### [RECORD LIST]
************
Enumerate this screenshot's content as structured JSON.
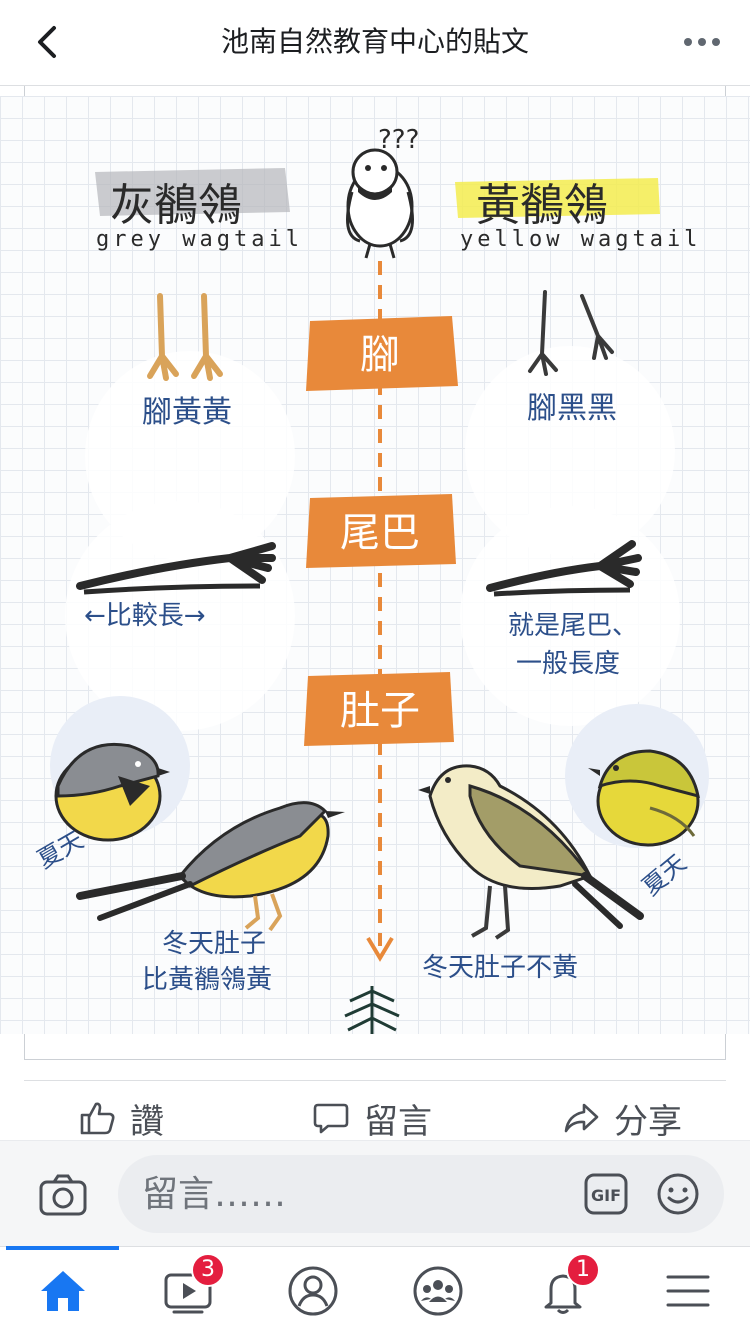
{
  "header": {
    "title": "池南自然教育中心的貼文"
  },
  "illustration": {
    "left_name": "灰鶺鴒",
    "left_name_en": "grey wagtail",
    "right_name": "黃鶺鴒",
    "right_name_en": "yellow wagtail",
    "question_marks": "???",
    "section_legs": "腳",
    "section_tail": "尾巴",
    "section_belly": "肚子",
    "left_legs_note": "腳黃黃",
    "right_legs_note": "腳黑黑",
    "left_tail_note": "←比較長→",
    "right_tail_note_1": "就是尾巴、",
    "right_tail_note_2": "一般長度",
    "left_summer": "夏天",
    "right_summer": "夏天",
    "left_winter_1": "冬天肚子",
    "left_winter_2": "比黃鶺鴒黃",
    "right_winter": "冬天肚子不黃"
  },
  "actions": {
    "like_label": "讚",
    "comment_label": "留言",
    "share_label": "分享"
  },
  "composer": {
    "placeholder": "留言……",
    "gif_label": "GIF"
  },
  "tabbar": {
    "video_badge": "3",
    "notifications_badge": "1"
  },
  "colors": {
    "accent": "#1877f2",
    "badge": "#e41e3f",
    "orange": "#e8893a",
    "ink_blue": "#2c4f8a",
    "grey_highlight": "#b5b7ba",
    "yellow_highlight": "#f3ec4f"
  }
}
************
### [AIM]
Extract the entries in full, exactly as they are, minus the pictures.

### [TASK RESULT]
Enumerate this screenshot's content as structured JSON.
{
  "header": {
    "title": "池南自然教育中心的貼文"
  },
  "illustration": {
    "left_name": "灰鶺鴒",
    "left_name_en": "grey wagtail",
    "right_name": "黃鶺鴒",
    "right_name_en": "yellow wagtail",
    "question_marks": "???",
    "section_legs": "腳",
    "section_tail": "尾巴",
    "section_belly": "肚子",
    "left_legs_note": "腳黃黃",
    "right_legs_note": "腳黑黑",
    "left_tail_note": "←比較長→",
    "right_tail_note_1": "就是尾巴、",
    "right_tail_note_2": "一般長度",
    "left_summer": "夏天",
    "right_summer": "夏天",
    "left_winter_1": "冬天肚子",
    "left_winter_2": "比黃鶺鴒黃",
    "right_winter": "冬天肚子不黃"
  },
  "actions": {
    "like_label": "讚",
    "comment_label": "留言",
    "share_label": "分享"
  },
  "composer": {
    "placeholder": "留言……",
    "gif_label": "GIF"
  },
  "tabbar": {
    "video_badge": "3",
    "notifications_badge": "1"
  },
  "colors": {
    "accent": "#1877f2",
    "badge": "#e41e3f",
    "orange": "#e8893a",
    "ink_blue": "#2c4f8a",
    "grey_highlight": "#b5b7ba",
    "yellow_highlight": "#f3ec4f"
  }
}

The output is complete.